**Extracted information:**
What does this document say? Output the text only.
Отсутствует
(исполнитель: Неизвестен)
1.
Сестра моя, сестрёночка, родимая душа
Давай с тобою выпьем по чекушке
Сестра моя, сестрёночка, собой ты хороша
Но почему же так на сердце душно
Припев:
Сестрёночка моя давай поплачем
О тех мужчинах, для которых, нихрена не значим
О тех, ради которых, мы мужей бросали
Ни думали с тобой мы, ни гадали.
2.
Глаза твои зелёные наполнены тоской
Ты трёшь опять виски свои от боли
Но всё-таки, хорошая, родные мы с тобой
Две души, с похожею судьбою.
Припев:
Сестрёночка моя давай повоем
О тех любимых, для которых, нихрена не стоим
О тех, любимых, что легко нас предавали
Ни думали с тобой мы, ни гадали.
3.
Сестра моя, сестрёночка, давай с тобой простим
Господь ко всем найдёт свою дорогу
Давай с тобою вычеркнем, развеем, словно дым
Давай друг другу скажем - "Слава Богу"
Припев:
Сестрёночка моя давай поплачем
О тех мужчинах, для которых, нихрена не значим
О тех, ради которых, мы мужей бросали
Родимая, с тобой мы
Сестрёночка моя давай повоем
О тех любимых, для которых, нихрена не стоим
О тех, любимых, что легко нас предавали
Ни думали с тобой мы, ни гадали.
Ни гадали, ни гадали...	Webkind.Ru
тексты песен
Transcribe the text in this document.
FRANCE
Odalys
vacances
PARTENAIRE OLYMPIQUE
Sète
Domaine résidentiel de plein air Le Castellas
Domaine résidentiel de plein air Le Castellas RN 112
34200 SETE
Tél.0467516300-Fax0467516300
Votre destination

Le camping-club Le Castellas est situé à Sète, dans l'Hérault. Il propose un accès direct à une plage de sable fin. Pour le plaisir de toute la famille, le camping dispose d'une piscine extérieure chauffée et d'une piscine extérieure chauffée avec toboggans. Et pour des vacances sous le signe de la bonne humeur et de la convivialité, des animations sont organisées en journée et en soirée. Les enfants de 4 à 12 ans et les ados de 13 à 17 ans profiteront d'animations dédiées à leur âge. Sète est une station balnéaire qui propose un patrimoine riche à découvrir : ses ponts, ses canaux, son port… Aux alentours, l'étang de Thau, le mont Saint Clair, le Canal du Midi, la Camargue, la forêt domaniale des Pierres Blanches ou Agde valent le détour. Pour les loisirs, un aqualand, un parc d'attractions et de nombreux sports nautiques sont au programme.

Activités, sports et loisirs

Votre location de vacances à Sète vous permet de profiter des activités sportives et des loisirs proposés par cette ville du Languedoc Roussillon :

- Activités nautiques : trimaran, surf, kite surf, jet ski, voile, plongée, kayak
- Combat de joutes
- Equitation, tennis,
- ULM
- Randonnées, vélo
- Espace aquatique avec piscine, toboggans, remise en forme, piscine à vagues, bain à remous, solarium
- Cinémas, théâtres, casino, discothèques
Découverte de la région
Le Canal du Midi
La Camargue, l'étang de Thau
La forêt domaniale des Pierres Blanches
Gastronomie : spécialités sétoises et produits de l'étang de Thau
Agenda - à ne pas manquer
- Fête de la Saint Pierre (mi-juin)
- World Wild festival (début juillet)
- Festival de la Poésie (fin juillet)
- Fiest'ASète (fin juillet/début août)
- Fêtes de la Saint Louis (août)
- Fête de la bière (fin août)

**Job:** Output all of the material exactly as written.

**Solution below:**
What does this document say? Output the text only.
Отсутствует
(исполнитель: Неизвестен)
1.
Сестра моя, сестрёночка, родимая душа
Давай с тобою выпьем по чекушке
Сестра моя, сестрёночка, собой ты хороша
Но почему же так на сердце душно
Припев:
Сестрёночка моя давай поплачем
О тех мужчинах, для которых, нихрена не значим
О тех, ради которых, мы мужей бросали
Ни думали с тобой мы, ни гадали.
2.
Глаза твои зелёные наполнены тоской
Ты трёшь опять виски свои от боли
Но всё-таки, хорошая, родные мы с тобой
Две души, с похожею судьбою.
Припев:
Сестрёночка моя давай повоем
О тех любимых, для которых, нихрена не стоим
О тех, любимых, что легко нас предавали
Ни думали с тобой мы, ни гадали.
3.
Сестра моя, сестрёночка, давай с тобой простим
Господь ко всем найдёт свою дорогу
Давай с тобою вычеркнем, развеем, словно дым
Давай друг другу скажем - "Слава Богу"
Припев:
Сестрёночка моя давай поплачем
О тех мужчинах, для которых, нихрена не значим
О тех, ради которых, мы мужей бросали
Родимая, с тобой мы
Сестрёночка моя давай повоем
О тех любимых, для которых, нихрена не стоим
О тех, любимых, что легко нас предавали
Ни думали с тобой мы, ни гадали.
Ни гадали, ни гадали...	Webkind.Ru
тексты песен
Transcribe the text in this document.
FRANCE
Odalys
vacances
PARTENAIRE OLYMPIQUE
Sète
Domaine résidentiel de plein air Le Castellas
Domaine résidentiel de plein air Le Castellas RN 112
34200 SETE
Tél.0467516300-Fax0467516300
Votre destination

Le camping-club Le Castellas est situé à Sète, dans l'Hérault. Il propose un accès direct à une plage de sable fin. Pour le plaisir de toute la famille, le camping dispose d'une piscine extérieure chauffée et d'une piscine extérieure chauffée avec toboggans. Et pour des vacances sous le signe de la bonne humeur et de la convivialité, des animations sont organisées en journée et en soirée. Les enfants de 4 à 12 ans et les ados de 13 à 17 ans profiteront d'animations dédiées à leur âge. Sète est une station balnéaire qui propose un patrimoine riche à découvrir : ses ponts, ses canaux, son port… Aux alentours, l'étang de Thau, le mont Saint Clair, le Canal du Midi, la Camargue, la forêt domaniale des Pierres Blanches ou Agde valent le détour. Pour les loisirs, un aqualand, un parc d'attractions et de nombreux sports nautiques sont au programme.

Activités, sports et loisirs

Votre location de vacances à Sète vous permet de profiter des activités sportives et des loisirs proposés par cette ville du Languedoc Roussillon :

- Activités nautiques : trimaran, surf, kite surf, jet ski, voile, plongée, kayak
- Combat de joutes
- Equitation, tennis,
- ULM
- Randonnées, vélo
- Espace aquatique avec piscine, toboggans, remise en forme, piscine à vagues, bain à remous, solarium
- Cinémas, théâtres, casino, discothèques
Découverte de la région
Le Canal du Midi
La Camargue, l'étang de Thau
La forêt domaniale des Pierres Blanches
Gastronomie : spécialités sétoises et produits de l'étang de Thau
Agenda - à ne pas manquer
- Fête de la Saint Pierre (mi-juin)
- World Wild festival (début juillet)
- Festival de la Poésie (fin juillet)
- Fiest'ASète (fin juillet/début août)
- Fêtes de la Saint Louis (août)
- Fête de la bière (fin août)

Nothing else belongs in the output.